— BEGIN —

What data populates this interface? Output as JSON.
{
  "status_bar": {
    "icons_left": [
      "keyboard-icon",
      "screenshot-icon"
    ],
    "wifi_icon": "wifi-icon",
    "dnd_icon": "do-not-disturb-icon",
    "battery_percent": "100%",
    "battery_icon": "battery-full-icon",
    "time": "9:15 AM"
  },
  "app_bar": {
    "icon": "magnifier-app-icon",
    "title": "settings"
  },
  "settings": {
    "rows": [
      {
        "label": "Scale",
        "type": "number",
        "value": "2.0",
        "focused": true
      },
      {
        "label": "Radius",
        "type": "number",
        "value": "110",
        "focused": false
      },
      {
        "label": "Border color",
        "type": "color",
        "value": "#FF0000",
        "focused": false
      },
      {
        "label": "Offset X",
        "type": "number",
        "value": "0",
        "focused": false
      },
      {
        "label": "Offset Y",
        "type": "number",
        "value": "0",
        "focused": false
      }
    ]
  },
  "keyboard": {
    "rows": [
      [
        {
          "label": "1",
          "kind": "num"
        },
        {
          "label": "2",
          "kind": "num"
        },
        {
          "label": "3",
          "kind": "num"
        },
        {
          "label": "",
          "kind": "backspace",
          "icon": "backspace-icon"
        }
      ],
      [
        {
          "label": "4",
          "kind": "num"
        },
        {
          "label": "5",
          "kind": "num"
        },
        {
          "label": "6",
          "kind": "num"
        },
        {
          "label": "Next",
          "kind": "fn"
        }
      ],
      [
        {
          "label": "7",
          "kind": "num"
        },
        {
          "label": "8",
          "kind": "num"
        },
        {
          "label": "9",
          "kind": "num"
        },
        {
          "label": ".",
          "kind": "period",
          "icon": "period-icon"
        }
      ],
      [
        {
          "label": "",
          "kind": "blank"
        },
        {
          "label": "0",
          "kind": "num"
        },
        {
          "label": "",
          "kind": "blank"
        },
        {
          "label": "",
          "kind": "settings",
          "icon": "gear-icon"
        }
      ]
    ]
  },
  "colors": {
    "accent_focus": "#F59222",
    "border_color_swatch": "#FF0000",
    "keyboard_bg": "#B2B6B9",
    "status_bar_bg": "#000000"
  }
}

— END —

* _EXERCISE_:
Return every entry verbatim.

* _EXERCISE SOLUTION_:
What data populates this interface? Output as JSON.
{
  "status_bar": {
    "icons_left": [
      "keyboard-icon",
      "screenshot-icon"
    ],
    "wifi_icon": "wifi-icon",
    "dnd_icon": "do-not-disturb-icon",
    "battery_percent": "100%",
    "battery_icon": "battery-full-icon",
    "time": "9:15 AM"
  },
  "app_bar": {
    "icon": "magnifier-app-icon",
    "title": "settings"
  },
  "settings": {
    "rows": [
      {
        "label": "Scale",
        "type": "number",
        "value": "2.0",
        "focused": true
      },
      {
        "label": "Radius",
        "type": "number",
        "value": "110",
        "focused": false
      },
      {
        "label": "Border color",
        "type": "color",
        "value": "#FF0000",
        "focused": false
      },
      {
        "label": "Offset X",
        "type": "number",
        "value": "0",
        "focused": false
      },
      {
        "label": "Offset Y",
        "type": "number",
        "value": "0",
        "focused": false
      }
    ]
  },
  "keyboard": {
    "rows": [
      [
        {
          "label": "1",
          "kind": "num"
        },
        {
          "label": "2",
          "kind": "num"
        },
        {
          "label": "3",
          "kind": "num"
        },
        {
          "label": "",
          "kind": "backspace",
          "icon": "backspace-icon"
        }
      ],
      [
        {
          "label": "4",
          "kind": "num"
        },
        {
          "label": "5",
          "kind": "num"
        },
        {
          "label": "6",
          "kind": "num"
        },
        {
          "label": "Next",
          "kind": "fn"
        }
      ],
      [
        {
          "label": "7",
          "kind": "num"
        },
        {
          "label": "8",
          "kind": "num"
        },
        {
          "label": "9",
          "kind": "num"
        },
        {
          "label": ".",
          "kind": "period",
          "icon": "period-icon"
        }
      ],
      [
        {
          "label": "",
          "kind": "blank"
        },
        {
          "label": "0",
          "kind": "num"
        },
        {
          "label": "",
          "kind": "blank"
        },
        {
          "label": "",
          "kind": "settings",
          "icon": "gear-icon"
        }
      ]
    ]
  },
  "colors": {
    "accent_focus": "#F59222",
    "border_color_swatch": "#FF0000",
    "keyboard_bg": "#B2B6B9",
    "status_bar_bg": "#000000"
  }
}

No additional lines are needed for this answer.